## TASK PROMPT
Reply with one number: the count of lines in the data that hold the string "قرآن".

═════ MATERIALS PROVIDED

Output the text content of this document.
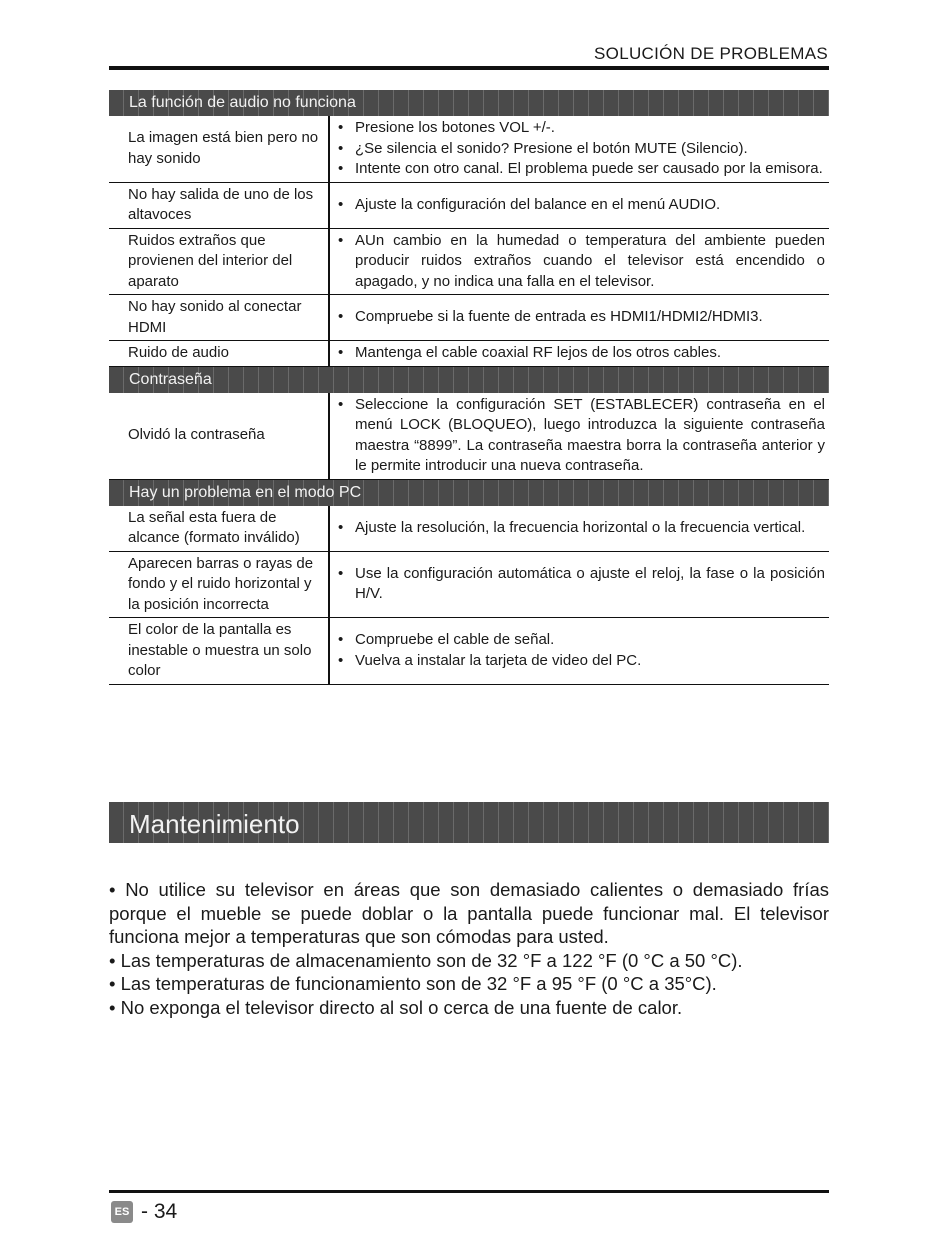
SOLUCIÓN DE PROBLEMAS
La función de audio no funciona
La imagen está bien pero no hay sonido
• Presione los botones VOL +/-.
• ¿Se silencia el sonido? Presione el botón MUTE (Silencio).
• Intente con otro canal. El problema puede ser causado por la emisora.
No hay salida de uno de los altavoces
• Ajuste la configuración del balance en el menú AUDIO.
Ruidos extraños que provienen del interior del aparato
• AUn cambio en la humedad o temperatura del ambiente pueden producir ruidos extraños cuando el televisor está encendido o apagado, y no indica una falla en el televisor.
No hay sonido al conectar HDMI
• Compruebe si la fuente de entrada es HDMI1/HDMI2/HDMI3.
Ruido de audio	• Mantenga el cable coaxial RF lejos de los otros cables.
Contraseña
Olvidó la contraseña
• Seleccione la configuración SET (ESTABLECER) contraseña en el menú LOCK (BLOQUEO), luego introduzca la siguiente contraseña maestra “8899”. La contraseña maestra borra la contraseña anterior y le permite introducir una nueva contraseña.
Hay un problema en el modo PC
La señal esta fuera de alcance (formato inválido)
• Ajuste la resolución, la frecuencia horizontal o la frecuencia vertical.
Aparecen barras o rayas de fondo y el ruido horizontal y la posición incorrecta
• Use la configuración automática o ajuste el reloj, la fase o la posición H/V.
El color de la pantalla es inestable o muestra un solo color
• Compruebe el cable de señal.
• Vuelva a instalar la tarjeta de video del PC.
Mantenimiento

• No utilice su televisor en áreas que son demasiado calientes o demasiado frías porque el mueble se puede doblar o la pantalla puede funcionar mal. El televisor funciona mejor a temperaturas que son cómodas para usted.

• Las temperaturas de almacenamiento son de 32 °F a 122 °F (0 °C a 50 °C).

• Las temperaturas de funcionamiento son de 32 °F a 95 °F (0 °C a 35°C).

• No exponga el televisor directo al sol o cerca de una fuente de calor.

ES - 34
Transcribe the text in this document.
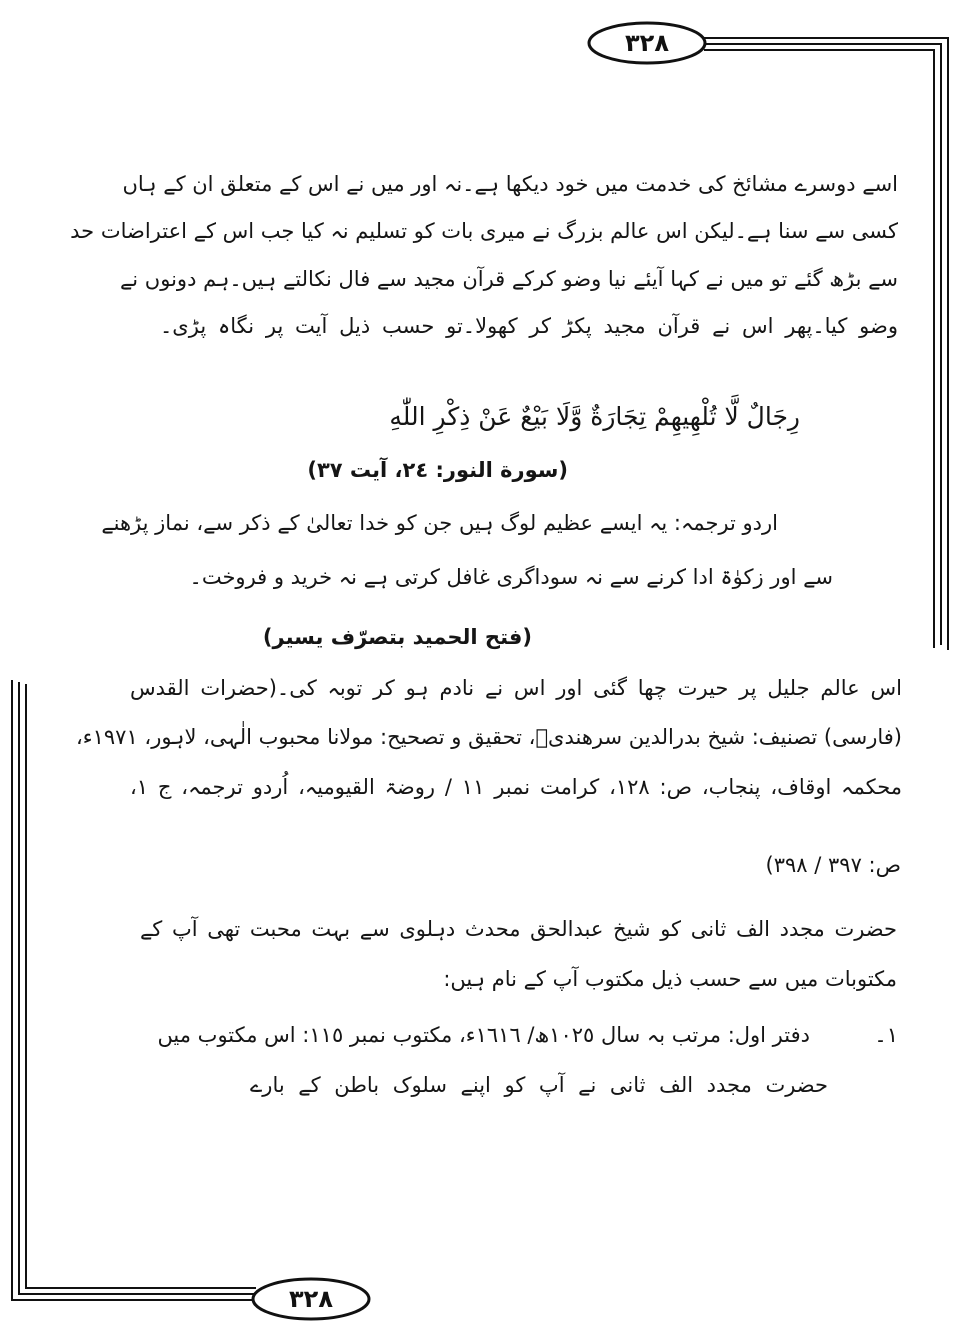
٣٢٨
٣٢٨
اسے دوسرے مشائخ کی خدمت میں خود دیکھا ہے۔نہ اور میں نے اس کے متعلق ان کے ہاں
کسی سے سنا ہے۔لیکن اس عالم بزرگ نے میری بات کو تسلیم نہ کیا جب اس کے اعتراضات حد
سے بڑھ گئے تو میں نے کہا آیئے نیا وضو کرکے قرآن مجید سے فال نکالتے ہیں۔ہم دونوں نے
وضو کیا۔پھر اس نے قرآن مجید پکڑ کر کھولا۔تو حسب ذیل آیت پر نگاہ پڑی۔
رِجَالٌ لَّا تُلْهِيهِمْ تِجَارَةٌ وَّلَا بَيْعٌ عَنْ ذِكْرِ اللّٰهِ
(سورة النور: ٢٤، آیت ٣٧)
اردو ترجمہ: یہ ایسے عظیم لوگ ہیں جن کو خدا تعالیٰ کے ذکر سے، نماز پڑھنے
سے اور زکوٰۃ ادا کرنے سے نہ سوداگری غافل کرتی ہے نہ خرید و فروخت۔
(فتح الحميد بتصرّف يسير)
اس عالم جلیل پر حیرت چھا گئی اور اس نے نادم ہو کر توبہ کی۔(حضرات القدس
(فارسی) تصنیف: شیخ بدرالدین سرھندیؒ، تحقیق و تصحیح: مولانا محبوب الٰہی، لاہور، ١٩٧١ء،
محکمہ اوقاف، پنجاب، ص: ١٢٨، کرامت نمبر ١١ / روضۃ القیومیہ، اُردو ترجمہ، ج ١،
ص: ٣٩٧ / ٣٩٨)
حضرت مجدد الف ثانی کو شیخ عبدالحق محدث دہلوی سے بہت محبت تھی آپ کے
مکتوبات میں سے حسب ذیل مکتوب آپ کے نام ہیں:
١۔
دفتر اول: مرتب بہ سال ١٠٢٥ھ/ ١٦١٦ء، مکتوب نمبر ١١٥: اس مکتوب میں
حضرت مجدد الف ثانی نے آپ کو اپنے سلوک باطن کے بارے
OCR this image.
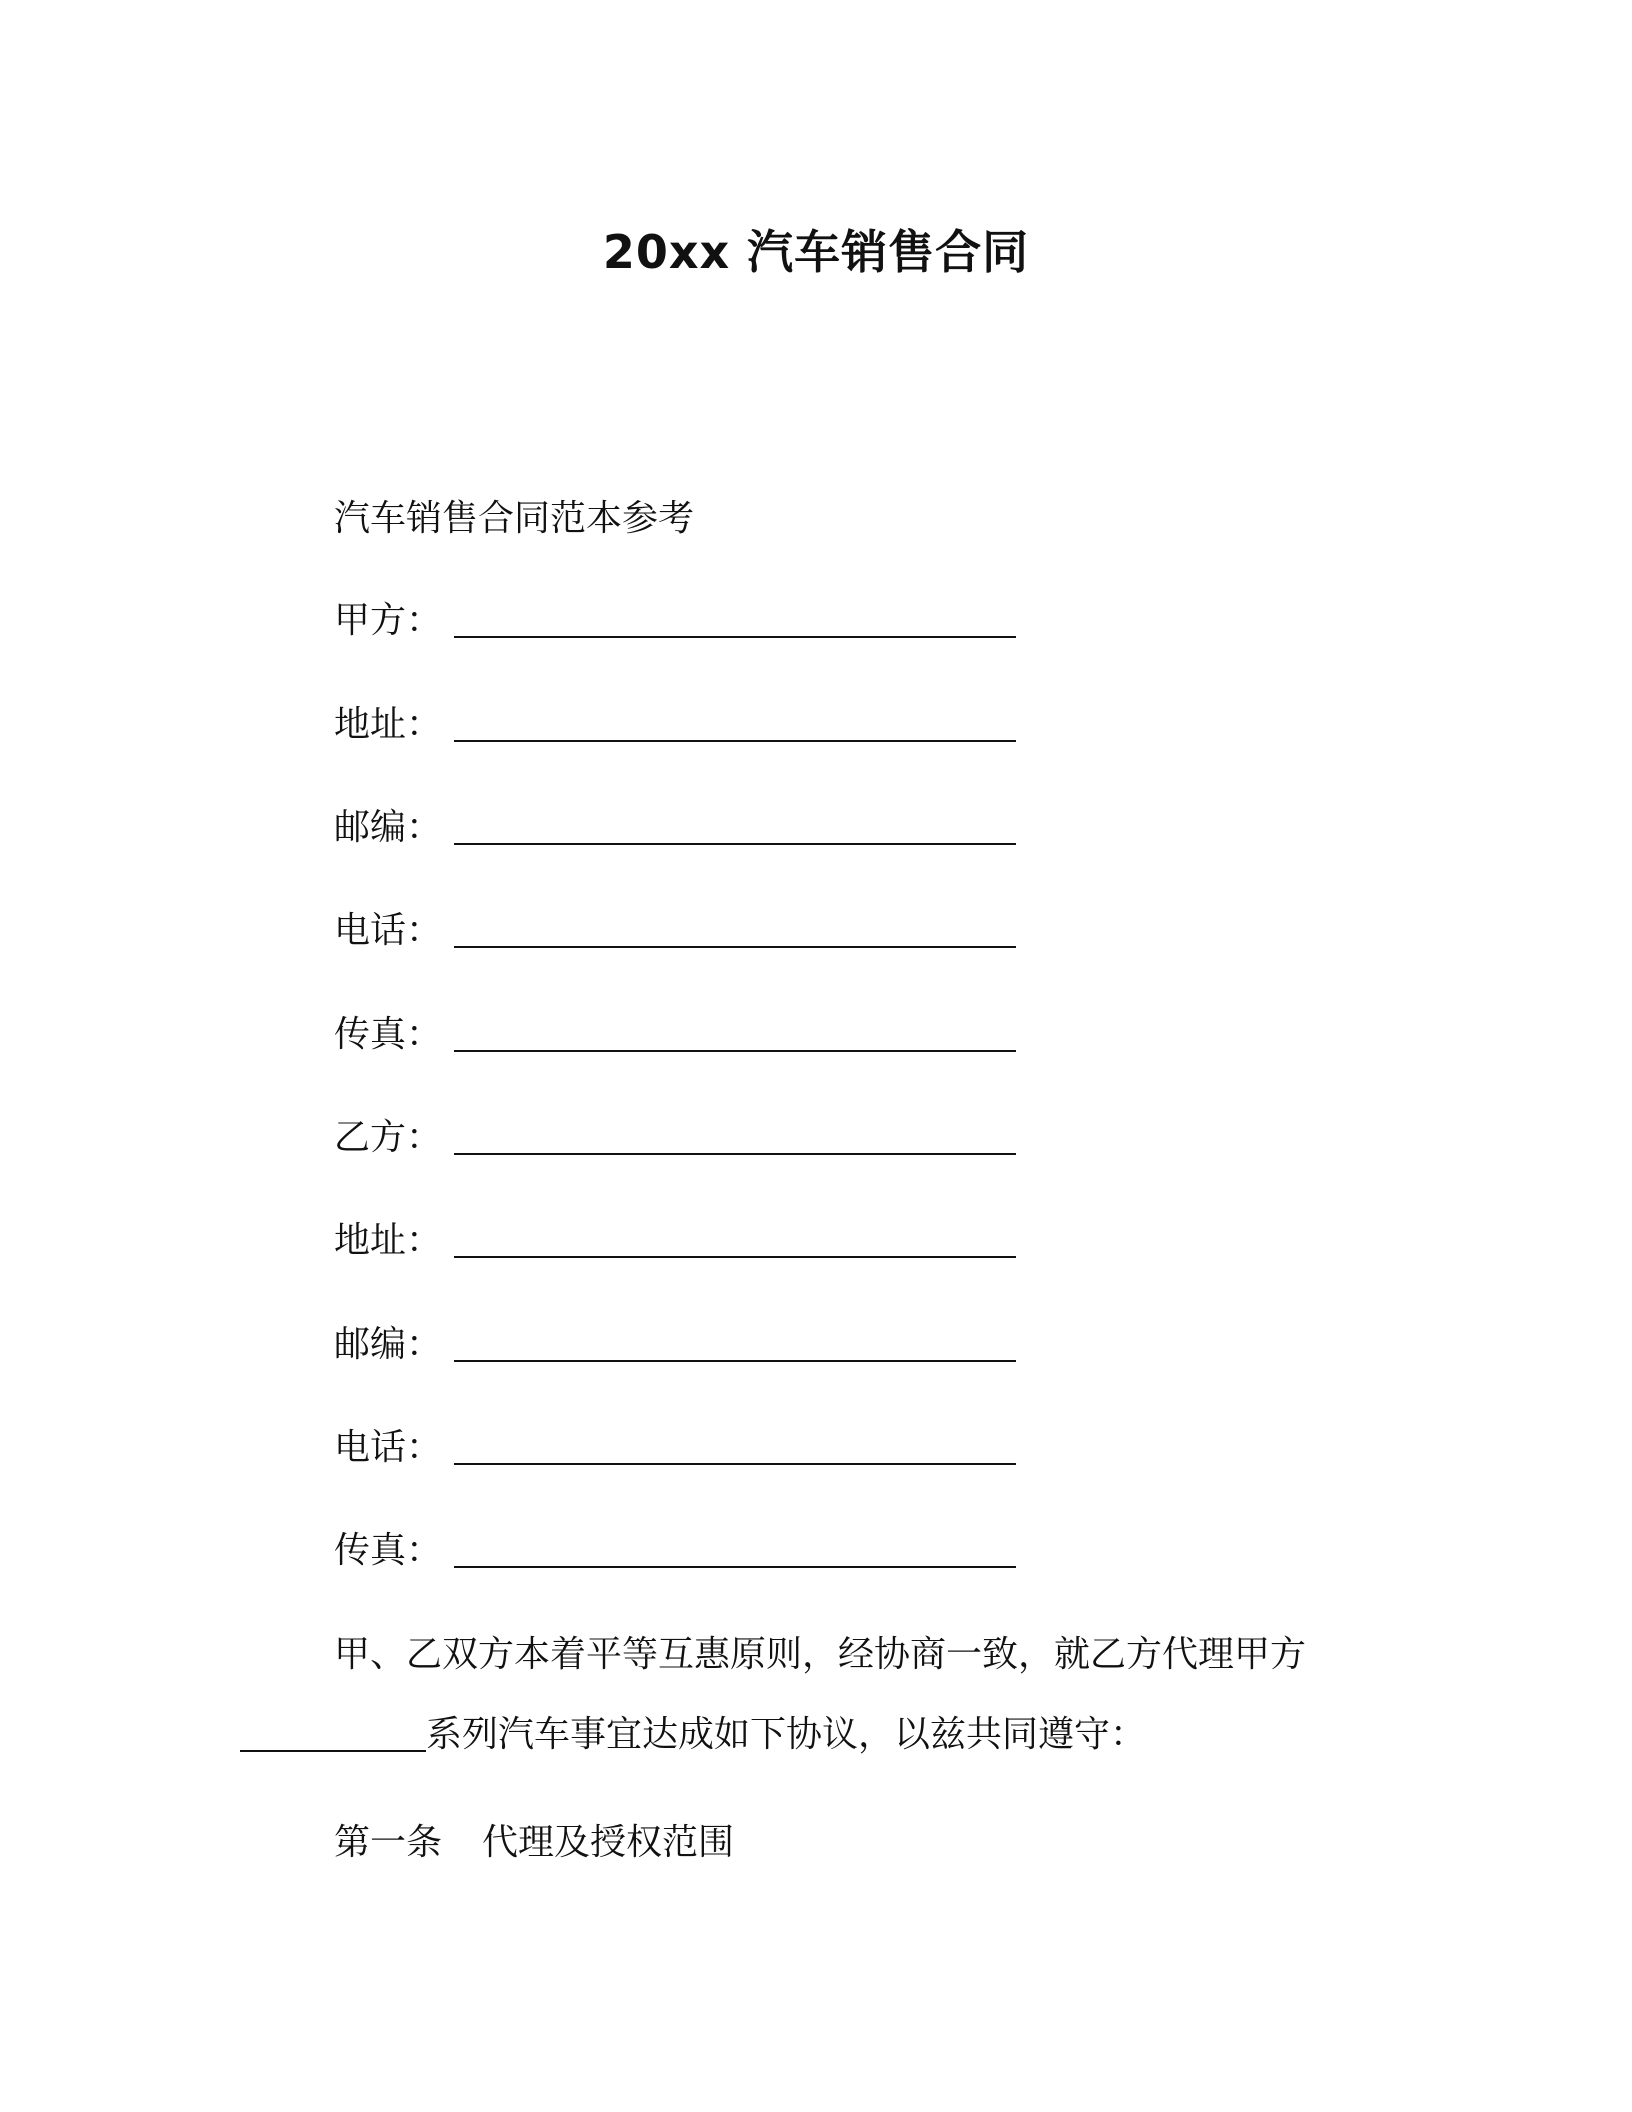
20xx 汽车销售合同
汽车销售合同范本参考
甲方：
地址：
邮编：
电话：
传真：
乙方：
地址：
邮编：
电话：
传真：
甲、乙双方本着平等互惠原则，经协商一致，就乙方代理甲方
系列汽车事宜达成如下协议，以兹共同遵守：
第一条 代理及授权范围
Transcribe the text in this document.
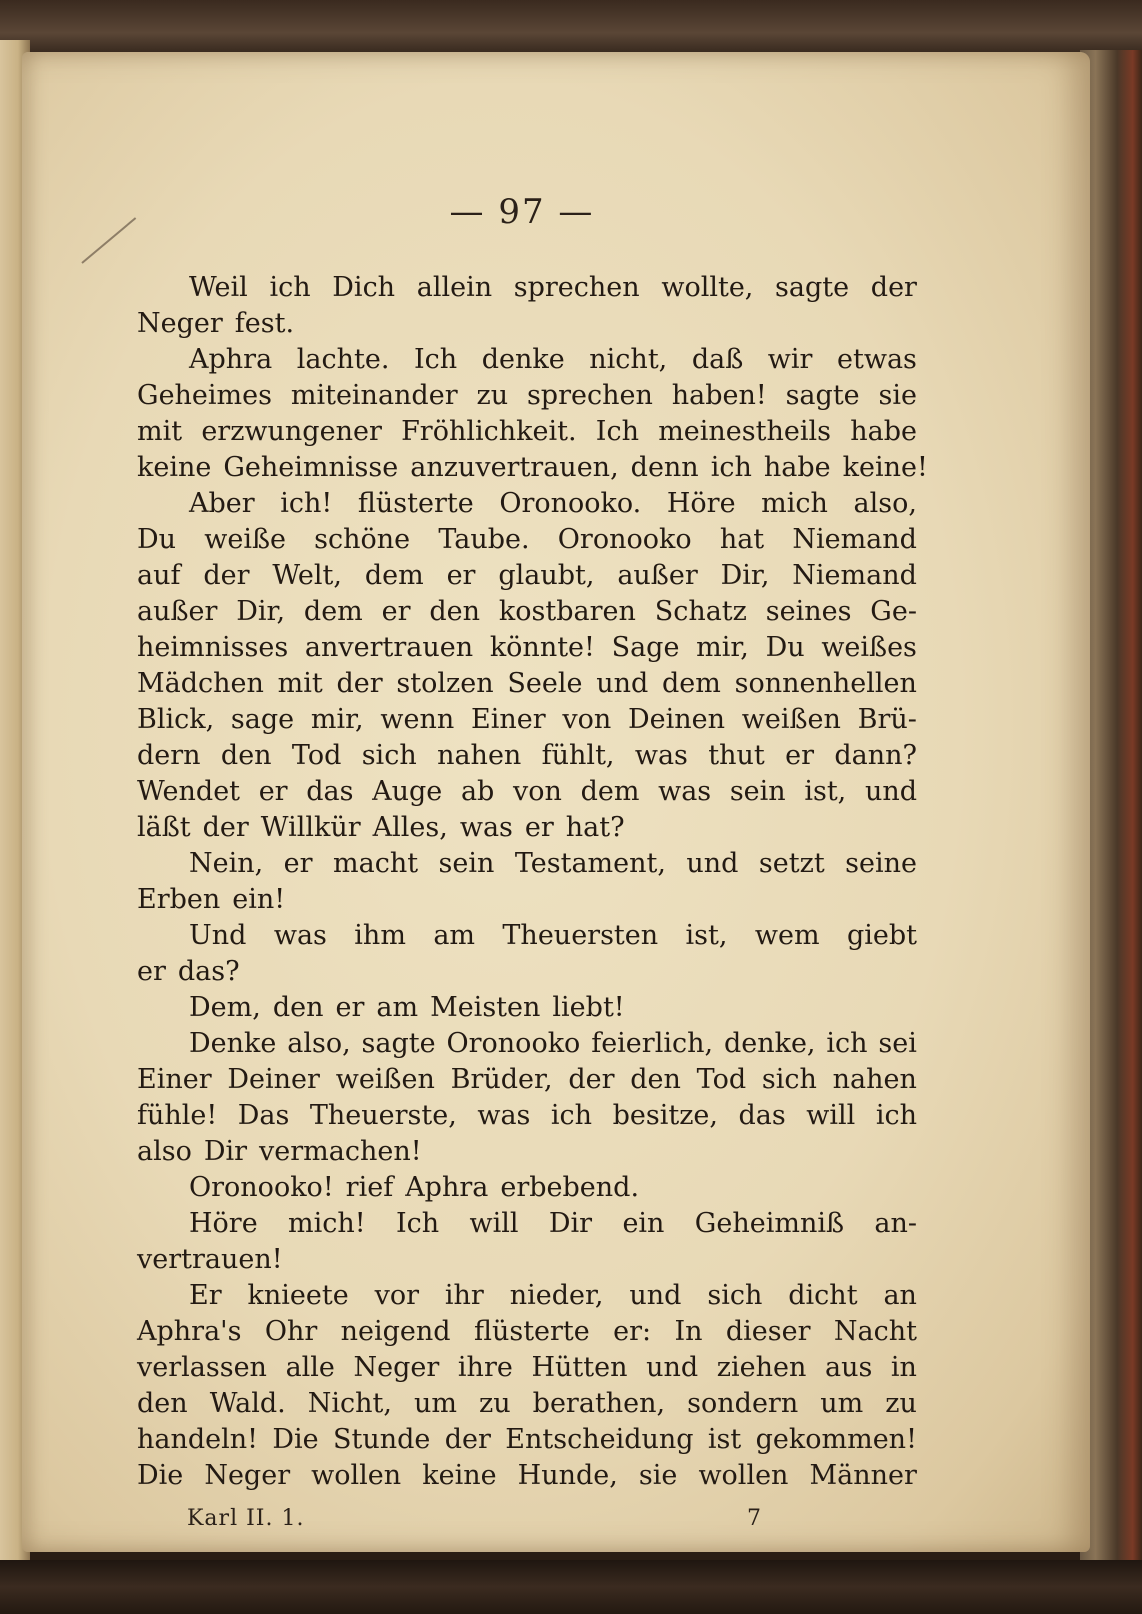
— 97 —
Weil ich Dich allein sprechen wollte, sagte der
Neger fest.
Aphra lachte. Ich denke nicht, daß wir etwas
Geheimes miteinander zu sprechen haben! sagte sie
mit erzwungener Fröhlichkeit. Ich meinestheils habe
keine Geheimnisse anzuvertrauen, denn ich habe keine!
Aber ich! flüsterte Oronooko. Höre mich also,
Du weiße schöne Taube. Oronooko hat Niemand
auf der Welt, dem er glaubt, außer Dir, Niemand
außer Dir, dem er den kostbaren Schatz seines Ge-
heimnisses anvertrauen könnte! Sage mir, Du weißes
Mädchen mit der stolzen Seele und dem sonnenhellen
Blick, sage mir, wenn Einer von Deinen weißen Brü-
dern den Tod sich nahen fühlt, was thut er dann?
Wendet er das Auge ab von dem was sein ist, und
läßt der Willkür Alles, was er hat?
Nein, er macht sein Testament, und setzt seine
Erben ein!
Und was ihm am Theuersten ist, wem giebt
er das?
Dem, den er am Meisten liebt!
Denke also, sagte Oronooko feierlich, denke, ich sei
Einer Deiner weißen Brüder, der den Tod sich nahen
fühle! Das Theuerste, was ich besitze, das will ich
also Dir vermachen!
Oronooko! rief Aphra erbebend.
Höre mich! Ich will Dir ein Geheimniß an-
vertrauen!
Er knieete vor ihr nieder, und sich dicht an
Aphra's Ohr neigend flüsterte er: In dieser Nacht
verlassen alle Neger ihre Hütten und ziehen aus in
den Wald. Nicht, um zu berathen, sondern um zu
handeln! Die Stunde der Entscheidung ist gekommen!
Die Neger wollen keine Hunde, sie wollen Männer
Karl II. 1.	7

══════════

## FINAL RESULT
2